Raw records:

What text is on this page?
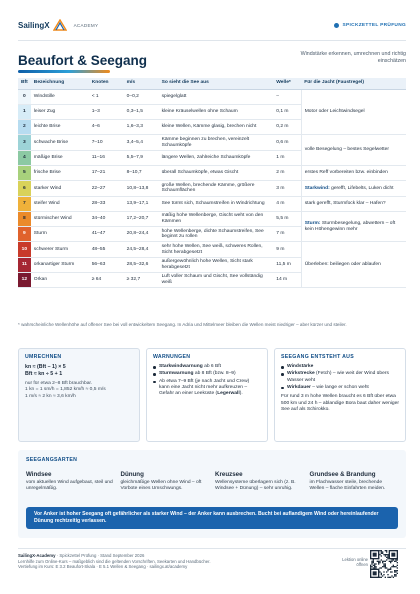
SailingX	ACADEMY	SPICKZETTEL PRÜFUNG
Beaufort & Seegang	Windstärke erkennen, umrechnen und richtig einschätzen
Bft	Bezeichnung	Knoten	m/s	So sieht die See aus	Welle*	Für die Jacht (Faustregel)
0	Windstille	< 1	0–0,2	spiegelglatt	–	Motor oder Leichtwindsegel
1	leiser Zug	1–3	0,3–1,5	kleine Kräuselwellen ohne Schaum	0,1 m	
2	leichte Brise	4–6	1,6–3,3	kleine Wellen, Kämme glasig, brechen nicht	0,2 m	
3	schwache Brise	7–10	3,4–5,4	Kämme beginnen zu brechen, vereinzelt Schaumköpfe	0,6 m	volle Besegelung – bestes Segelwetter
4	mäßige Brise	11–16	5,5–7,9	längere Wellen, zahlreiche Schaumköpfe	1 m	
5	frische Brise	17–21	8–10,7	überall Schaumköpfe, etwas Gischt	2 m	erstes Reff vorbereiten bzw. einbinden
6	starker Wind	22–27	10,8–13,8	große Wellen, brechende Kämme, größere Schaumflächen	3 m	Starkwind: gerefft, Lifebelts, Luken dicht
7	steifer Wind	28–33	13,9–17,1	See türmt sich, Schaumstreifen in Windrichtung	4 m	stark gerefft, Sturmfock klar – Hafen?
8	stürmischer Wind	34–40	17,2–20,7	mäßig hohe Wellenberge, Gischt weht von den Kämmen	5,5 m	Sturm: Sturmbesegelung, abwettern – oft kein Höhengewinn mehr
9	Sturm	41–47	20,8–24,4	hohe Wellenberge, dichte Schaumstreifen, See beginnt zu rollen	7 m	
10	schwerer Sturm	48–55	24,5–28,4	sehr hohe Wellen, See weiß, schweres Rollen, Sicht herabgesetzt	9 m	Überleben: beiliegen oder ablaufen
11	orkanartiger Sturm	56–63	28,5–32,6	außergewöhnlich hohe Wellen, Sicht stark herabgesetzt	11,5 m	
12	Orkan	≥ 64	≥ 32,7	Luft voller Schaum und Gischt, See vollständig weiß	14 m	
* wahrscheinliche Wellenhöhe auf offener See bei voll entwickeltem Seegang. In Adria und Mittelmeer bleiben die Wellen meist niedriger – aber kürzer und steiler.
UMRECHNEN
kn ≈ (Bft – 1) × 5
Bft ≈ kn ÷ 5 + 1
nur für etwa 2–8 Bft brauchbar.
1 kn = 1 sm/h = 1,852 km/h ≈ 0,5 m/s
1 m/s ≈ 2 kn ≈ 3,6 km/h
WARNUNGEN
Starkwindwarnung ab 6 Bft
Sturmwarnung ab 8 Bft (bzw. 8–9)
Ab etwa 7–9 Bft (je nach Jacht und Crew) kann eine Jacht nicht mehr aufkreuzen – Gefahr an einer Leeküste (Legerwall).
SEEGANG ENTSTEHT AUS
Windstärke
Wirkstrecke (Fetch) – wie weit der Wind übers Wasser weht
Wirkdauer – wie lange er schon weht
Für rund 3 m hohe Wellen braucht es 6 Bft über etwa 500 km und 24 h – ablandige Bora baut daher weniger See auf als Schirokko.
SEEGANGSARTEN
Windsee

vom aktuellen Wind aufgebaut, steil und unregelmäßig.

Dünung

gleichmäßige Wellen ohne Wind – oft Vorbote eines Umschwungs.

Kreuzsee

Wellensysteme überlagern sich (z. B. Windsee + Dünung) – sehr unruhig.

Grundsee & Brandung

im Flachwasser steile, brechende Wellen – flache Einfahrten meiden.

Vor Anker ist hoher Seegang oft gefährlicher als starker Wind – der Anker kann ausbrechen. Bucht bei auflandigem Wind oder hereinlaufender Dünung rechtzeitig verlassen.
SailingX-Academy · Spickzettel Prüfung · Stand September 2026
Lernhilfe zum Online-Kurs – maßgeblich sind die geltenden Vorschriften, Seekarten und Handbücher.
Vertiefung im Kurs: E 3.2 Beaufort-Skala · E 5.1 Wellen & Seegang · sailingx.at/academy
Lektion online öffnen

Work to do: Transcribe the material exactly, keeping every word and none of the pictures.

Exercise answer:
What text is on this page?
SailingX	ACADEMY	SPICKZETTEL PRÜFUNG
Beaufort & Seegang	Windstärke erkennen, umrechnen und richtig einschätzen
Bft	Bezeichnung	Knoten	m/s	So sieht die See aus	Welle*	Für die Jacht (Faustregel)
0	Windstille	< 1	0–0,2	spiegelglatt	–	Motor oder Leichtwindsegel
1	leiser Zug	1–3	0,3–1,5	kleine Kräuselwellen ohne Schaum	0,1 m	
2	leichte Brise	4–6	1,6–3,3	kleine Wellen, Kämme glasig, brechen nicht	0,2 m	
3	schwache Brise	7–10	3,4–5,4	Kämme beginnen zu brechen, vereinzelt Schaumköpfe	0,6 m	volle Besegelung – bestes Segelwetter
4	mäßige Brise	11–16	5,5–7,9	längere Wellen, zahlreiche Schaumköpfe	1 m	
5	frische Brise	17–21	8–10,7	überall Schaumköpfe, etwas Gischt	2 m	erstes Reff vorbereiten bzw. einbinden
6	starker Wind	22–27	10,8–13,8	große Wellen, brechende Kämme, größere Schaumflächen	3 m	Starkwind: gerefft, Lifebelts, Luken dicht
7	steifer Wind	28–33	13,9–17,1	See türmt sich, Schaumstreifen in Windrichtung	4 m	stark gerefft, Sturmfock klar – Hafen?
8	stürmischer Wind	34–40	17,2–20,7	mäßig hohe Wellenberge, Gischt weht von den Kämmen	5,5 m	Sturm: Sturmbesegelung, abwettern – oft kein Höhengewinn mehr
9	Sturm	41–47	20,8–24,4	hohe Wellenberge, dichte Schaumstreifen, See beginnt zu rollen	7 m	
10	schwerer Sturm	48–55	24,5–28,4	sehr hohe Wellen, See weiß, schweres Rollen, Sicht herabgesetzt	9 m	Überleben: beiliegen oder ablaufen
11	orkanartiger Sturm	56–63	28,5–32,6	außergewöhnlich hohe Wellen, Sicht stark herabgesetzt	11,5 m	
12	Orkan	≥ 64	≥ 32,7	Luft voller Schaum und Gischt, See vollständig weiß	14 m	
* wahrscheinliche Wellenhöhe auf offener See bei voll entwickeltem Seegang. In Adria und Mittelmeer bleiben die Wellen meist niedriger – aber kürzer und steiler.
UMRECHNEN
kn ≈ (Bft – 1) × 5
Bft ≈ kn ÷ 5 + 1
nur für etwa 2–8 Bft brauchbar.
1 kn = 1 sm/h = 1,852 km/h ≈ 0,5 m/s
1 m/s ≈ 2 kn ≈ 3,6 km/h
WARNUNGEN
Starkwindwarnung ab 6 Bft
Sturmwarnung ab 8 Bft (bzw. 8–9)
Ab etwa 7–9 Bft (je nach Jacht und Crew) kann eine Jacht nicht mehr aufkreuzen – Gefahr an einer Leeküste (Legerwall).
SEEGANG ENTSTEHT AUS
Windstärke
Wirkstrecke (Fetch) – wie weit der Wind übers Wasser weht
Wirkdauer – wie lange er schon weht
Für rund 3 m hohe Wellen braucht es 6 Bft über etwa 500 km und 24 h – ablandige Bora baut daher weniger See auf als Schirokko.
SEEGANGSARTEN
Windsee

vom aktuellen Wind aufgebaut, steil und unregelmäßig.

Dünung

gleichmäßige Wellen ohne Wind – oft Vorbote eines Umschwungs.

Kreuzsee

Wellensysteme überlagern sich (z. B. Windsee + Dünung) – sehr unruhig.

Grundsee & Brandung

im Flachwasser steile, brechende Wellen – flache Einfahrten meiden.

Vor Anker ist hoher Seegang oft gefährlicher als starker Wind – der Anker kann ausbrechen. Bucht bei auflandigem Wind oder hereinlaufender Dünung rechtzeitig verlassen.
SailingX-Academy · Spickzettel Prüfung · Stand September 2026
Lernhilfe zum Online-Kurs – maßgeblich sind die geltenden Vorschriften, Seekarten und Handbücher.
Vertiefung im Kurs: E 3.2 Beaufort-Skala · E 5.1 Wellen & Seegang · sailingx.at/academy
Lektion online öffnen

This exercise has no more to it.